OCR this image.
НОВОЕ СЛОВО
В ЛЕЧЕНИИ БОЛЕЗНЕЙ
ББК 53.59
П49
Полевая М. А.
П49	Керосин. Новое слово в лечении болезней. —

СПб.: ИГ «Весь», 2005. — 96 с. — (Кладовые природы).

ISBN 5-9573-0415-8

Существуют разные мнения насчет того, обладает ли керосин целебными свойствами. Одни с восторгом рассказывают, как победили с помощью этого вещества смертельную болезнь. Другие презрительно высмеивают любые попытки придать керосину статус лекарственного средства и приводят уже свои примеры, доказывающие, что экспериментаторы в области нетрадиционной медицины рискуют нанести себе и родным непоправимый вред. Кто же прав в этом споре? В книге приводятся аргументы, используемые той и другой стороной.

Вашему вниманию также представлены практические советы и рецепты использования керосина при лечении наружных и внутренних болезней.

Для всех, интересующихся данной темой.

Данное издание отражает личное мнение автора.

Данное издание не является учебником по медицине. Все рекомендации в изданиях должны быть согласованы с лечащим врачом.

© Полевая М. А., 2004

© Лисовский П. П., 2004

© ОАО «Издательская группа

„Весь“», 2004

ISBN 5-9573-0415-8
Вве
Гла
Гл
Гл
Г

----------

* Direction
Working from the entries above, return all lines that contain "Данное".

* Output of the task
Данное издание отражает личное мнение автора.
Данное издание не является учебником по медицине. Все рекомендации в изданиях должны быть согласованы с лечащим врачом.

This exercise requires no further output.